**What is asked**
Retype every entry word for word.

:::::

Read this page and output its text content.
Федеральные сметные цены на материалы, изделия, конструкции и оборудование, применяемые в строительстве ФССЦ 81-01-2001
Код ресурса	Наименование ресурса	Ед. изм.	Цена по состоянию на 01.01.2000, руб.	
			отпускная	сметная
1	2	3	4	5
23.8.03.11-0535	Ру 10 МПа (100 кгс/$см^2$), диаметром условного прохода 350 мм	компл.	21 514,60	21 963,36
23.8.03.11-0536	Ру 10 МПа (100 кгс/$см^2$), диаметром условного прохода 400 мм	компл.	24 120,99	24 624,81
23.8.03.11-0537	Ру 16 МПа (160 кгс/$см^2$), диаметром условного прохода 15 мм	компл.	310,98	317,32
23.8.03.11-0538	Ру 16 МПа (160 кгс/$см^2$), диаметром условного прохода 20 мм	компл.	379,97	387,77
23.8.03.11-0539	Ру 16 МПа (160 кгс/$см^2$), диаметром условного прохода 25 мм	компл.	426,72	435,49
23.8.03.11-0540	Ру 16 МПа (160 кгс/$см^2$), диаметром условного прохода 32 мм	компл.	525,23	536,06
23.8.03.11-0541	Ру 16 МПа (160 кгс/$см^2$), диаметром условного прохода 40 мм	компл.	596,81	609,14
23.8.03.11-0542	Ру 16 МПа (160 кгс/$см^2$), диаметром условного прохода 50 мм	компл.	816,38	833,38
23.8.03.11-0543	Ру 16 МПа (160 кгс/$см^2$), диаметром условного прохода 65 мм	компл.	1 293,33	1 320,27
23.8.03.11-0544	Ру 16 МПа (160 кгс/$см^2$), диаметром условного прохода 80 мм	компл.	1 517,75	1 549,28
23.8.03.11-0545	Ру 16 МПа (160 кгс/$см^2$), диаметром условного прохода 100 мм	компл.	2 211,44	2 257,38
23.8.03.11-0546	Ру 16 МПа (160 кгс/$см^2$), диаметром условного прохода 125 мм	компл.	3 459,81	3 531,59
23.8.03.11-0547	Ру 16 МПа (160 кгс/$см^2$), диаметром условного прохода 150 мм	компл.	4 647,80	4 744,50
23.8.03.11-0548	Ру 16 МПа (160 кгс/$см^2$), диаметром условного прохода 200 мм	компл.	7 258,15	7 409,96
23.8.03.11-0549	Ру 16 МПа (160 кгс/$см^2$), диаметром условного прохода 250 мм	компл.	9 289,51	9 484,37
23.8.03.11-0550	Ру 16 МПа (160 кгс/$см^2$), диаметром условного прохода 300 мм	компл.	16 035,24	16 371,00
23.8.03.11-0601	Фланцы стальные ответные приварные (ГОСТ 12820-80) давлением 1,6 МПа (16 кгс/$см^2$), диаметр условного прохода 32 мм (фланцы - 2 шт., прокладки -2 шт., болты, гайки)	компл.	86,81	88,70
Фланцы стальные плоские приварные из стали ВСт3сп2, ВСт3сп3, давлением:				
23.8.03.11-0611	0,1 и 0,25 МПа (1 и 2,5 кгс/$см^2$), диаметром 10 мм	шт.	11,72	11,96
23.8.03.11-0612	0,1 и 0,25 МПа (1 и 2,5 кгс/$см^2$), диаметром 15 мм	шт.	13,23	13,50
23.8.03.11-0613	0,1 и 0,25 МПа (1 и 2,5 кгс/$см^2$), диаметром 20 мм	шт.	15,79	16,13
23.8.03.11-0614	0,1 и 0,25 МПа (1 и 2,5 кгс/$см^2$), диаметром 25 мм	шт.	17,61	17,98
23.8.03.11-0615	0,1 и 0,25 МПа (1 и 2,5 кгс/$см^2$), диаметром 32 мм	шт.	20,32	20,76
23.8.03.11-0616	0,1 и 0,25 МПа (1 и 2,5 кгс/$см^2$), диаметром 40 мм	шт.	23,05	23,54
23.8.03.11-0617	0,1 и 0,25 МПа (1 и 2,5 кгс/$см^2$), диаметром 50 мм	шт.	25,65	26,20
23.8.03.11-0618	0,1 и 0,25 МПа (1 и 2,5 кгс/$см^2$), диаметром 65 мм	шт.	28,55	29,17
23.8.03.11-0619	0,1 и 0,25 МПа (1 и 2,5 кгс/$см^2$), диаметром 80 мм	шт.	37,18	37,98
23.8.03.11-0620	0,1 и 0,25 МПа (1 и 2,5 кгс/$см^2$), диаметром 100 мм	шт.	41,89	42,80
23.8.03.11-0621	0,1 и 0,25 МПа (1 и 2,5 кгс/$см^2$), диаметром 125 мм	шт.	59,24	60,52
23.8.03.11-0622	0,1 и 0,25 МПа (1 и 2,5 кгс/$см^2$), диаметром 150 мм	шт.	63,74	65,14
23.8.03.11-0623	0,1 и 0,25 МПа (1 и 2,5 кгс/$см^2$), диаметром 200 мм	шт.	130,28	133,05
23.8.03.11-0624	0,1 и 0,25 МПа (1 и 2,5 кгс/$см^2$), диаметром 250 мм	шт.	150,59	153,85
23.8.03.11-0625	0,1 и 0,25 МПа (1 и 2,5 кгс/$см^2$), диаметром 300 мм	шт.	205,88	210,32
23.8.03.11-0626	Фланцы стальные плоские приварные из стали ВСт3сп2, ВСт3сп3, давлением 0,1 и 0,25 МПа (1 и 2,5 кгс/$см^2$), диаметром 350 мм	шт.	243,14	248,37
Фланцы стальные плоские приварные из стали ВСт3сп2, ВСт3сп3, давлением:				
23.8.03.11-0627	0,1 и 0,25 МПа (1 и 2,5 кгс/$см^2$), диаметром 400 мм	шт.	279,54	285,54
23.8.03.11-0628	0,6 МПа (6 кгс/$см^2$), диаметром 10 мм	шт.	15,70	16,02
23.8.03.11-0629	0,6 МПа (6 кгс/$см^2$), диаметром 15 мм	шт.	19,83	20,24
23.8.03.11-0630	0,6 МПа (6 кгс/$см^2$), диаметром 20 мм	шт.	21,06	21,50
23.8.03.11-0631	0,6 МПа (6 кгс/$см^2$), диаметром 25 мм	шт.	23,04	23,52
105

:::::

**Finished task**
Read this page and output its text content.
Федеральные сметные цены на материалы, изделия, конструкции и оборудование, применяемые в строительстве ФССЦ 81-01-2001
Код ресурса	Наименование ресурса	Ед. изм.	Цена по состоянию на 01.01.2000, руб.	
			отпускная	сметная
1	2	3	4	5
23.8.03.11-0535	Ру 10 МПа (100 кгс/$см^2$), диаметром условного прохода 350 мм	компл.	21 514,60	21 963,36
23.8.03.11-0536	Ру 10 МПа (100 кгс/$см^2$), диаметром условного прохода 400 мм	компл.	24 120,99	24 624,81
23.8.03.11-0537	Ру 16 МПа (160 кгс/$см^2$), диаметром условного прохода 15 мм	компл.	310,98	317,32
23.8.03.11-0538	Ру 16 МПа (160 кгс/$см^2$), диаметром условного прохода 20 мм	компл.	379,97	387,77
23.8.03.11-0539	Ру 16 МПа (160 кгс/$см^2$), диаметром условного прохода 25 мм	компл.	426,72	435,49
23.8.03.11-0540	Ру 16 МПа (160 кгс/$см^2$), диаметром условного прохода 32 мм	компл.	525,23	536,06
23.8.03.11-0541	Ру 16 МПа (160 кгс/$см^2$), диаметром условного прохода 40 мм	компл.	596,81	609,14
23.8.03.11-0542	Ру 16 МПа (160 кгс/$см^2$), диаметром условного прохода 50 мм	компл.	816,38	833,38
23.8.03.11-0543	Ру 16 МПа (160 кгс/$см^2$), диаметром условного прохода 65 мм	компл.	1 293,33	1 320,27
23.8.03.11-0544	Ру 16 МПа (160 кгс/$см^2$), диаметром условного прохода 80 мм	компл.	1 517,75	1 549,28
23.8.03.11-0545	Ру 16 МПа (160 кгс/$см^2$), диаметром условного прохода 100 мм	компл.	2 211,44	2 257,38
23.8.03.11-0546	Ру 16 МПа (160 кгс/$см^2$), диаметром условного прохода 125 мм	компл.	3 459,81	3 531,59
23.8.03.11-0547	Ру 16 МПа (160 кгс/$см^2$), диаметром условного прохода 150 мм	компл.	4 647,80	4 744,50
23.8.03.11-0548	Ру 16 МПа (160 кгс/$см^2$), диаметром условного прохода 200 мм	компл.	7 258,15	7 409,96
23.8.03.11-0549	Ру 16 МПа (160 кгс/$см^2$), диаметром условного прохода 250 мм	компл.	9 289,51	9 484,37
23.8.03.11-0550	Ру 16 МПа (160 кгс/$см^2$), диаметром условного прохода 300 мм	компл.	16 035,24	16 371,00
23.8.03.11-0601	Фланцы стальные ответные приварные (ГОСТ 12820-80) давлением 1,6 МПа (16 кгс/$см^2$), диаметр условного прохода 32 мм (фланцы - 2 шт., прокладки -2 шт., болты, гайки)	компл.	86,81	88,70
Фланцы стальные плоские приварные из стали ВСт3сп2, ВСт3сп3, давлением:				
23.8.03.11-0611	0,1 и 0,25 МПа (1 и 2,5 кгс/$см^2$), диаметром 10 мм	шт.	11,72	11,96
23.8.03.11-0612	0,1 и 0,25 МПа (1 и 2,5 кгс/$см^2$), диаметром 15 мм	шт.	13,23	13,50
23.8.03.11-0613	0,1 и 0,25 МПа (1 и 2,5 кгс/$см^2$), диаметром 20 мм	шт.	15,79	16,13
23.8.03.11-0614	0,1 и 0,25 МПа (1 и 2,5 кгс/$см^2$), диаметром 25 мм	шт.	17,61	17,98
23.8.03.11-0615	0,1 и 0,25 МПа (1 и 2,5 кгс/$см^2$), диаметром 32 мм	шт.	20,32	20,76
23.8.03.11-0616	0,1 и 0,25 МПа (1 и 2,5 кгс/$см^2$), диаметром 40 мм	шт.	23,05	23,54
23.8.03.11-0617	0,1 и 0,25 МПа (1 и 2,5 кгс/$см^2$), диаметром 50 мм	шт.	25,65	26,20
23.8.03.11-0618	0,1 и 0,25 МПа (1 и 2,5 кгс/$см^2$), диаметром 65 мм	шт.	28,55	29,17
23.8.03.11-0619	0,1 и 0,25 МПа (1 и 2,5 кгс/$см^2$), диаметром 80 мм	шт.	37,18	37,98
23.8.03.11-0620	0,1 и 0,25 МПа (1 и 2,5 кгс/$см^2$), диаметром 100 мм	шт.	41,89	42,80
23.8.03.11-0621	0,1 и 0,25 МПа (1 и 2,5 кгс/$см^2$), диаметром 125 мм	шт.	59,24	60,52
23.8.03.11-0622	0,1 и 0,25 МПа (1 и 2,5 кгс/$см^2$), диаметром 150 мм	шт.	63,74	65,14
23.8.03.11-0623	0,1 и 0,25 МПа (1 и 2,5 кгс/$см^2$), диаметром 200 мм	шт.	130,28	133,05
23.8.03.11-0624	0,1 и 0,25 МПа (1 и 2,5 кгс/$см^2$), диаметром 250 мм	шт.	150,59	153,85
23.8.03.11-0625	0,1 и 0,25 МПа (1 и 2,5 кгс/$см^2$), диаметром 300 мм	шт.	205,88	210,32
23.8.03.11-0626	Фланцы стальные плоские приварные из стали ВСт3сп2, ВСт3сп3, давлением 0,1 и 0,25 МПа (1 и 2,5 кгс/$см^2$), диаметром 350 мм	шт.	243,14	248,37
Фланцы стальные плоские приварные из стали ВСт3сп2, ВСт3сп3, давлением:				
23.8.03.11-0627	0,1 и 0,25 МПа (1 и 2,5 кгс/$см^2$), диаметром 400 мм	шт.	279,54	285,54
23.8.03.11-0628	0,6 МПа (6 кгс/$см^2$), диаметром 10 мм	шт.	15,70	16,02
23.8.03.11-0629	0,6 МПа (6 кгс/$см^2$), диаметром 15 мм	шт.	19,83	20,24
23.8.03.11-0630	0,6 МПа (6 кгс/$см^2$), диаметром 20 мм	шт.	21,06	21,50
23.8.03.11-0631	0,6 МПа (6 кгс/$см^2$), диаметром 25 мм	шт.	23,04	23,52
105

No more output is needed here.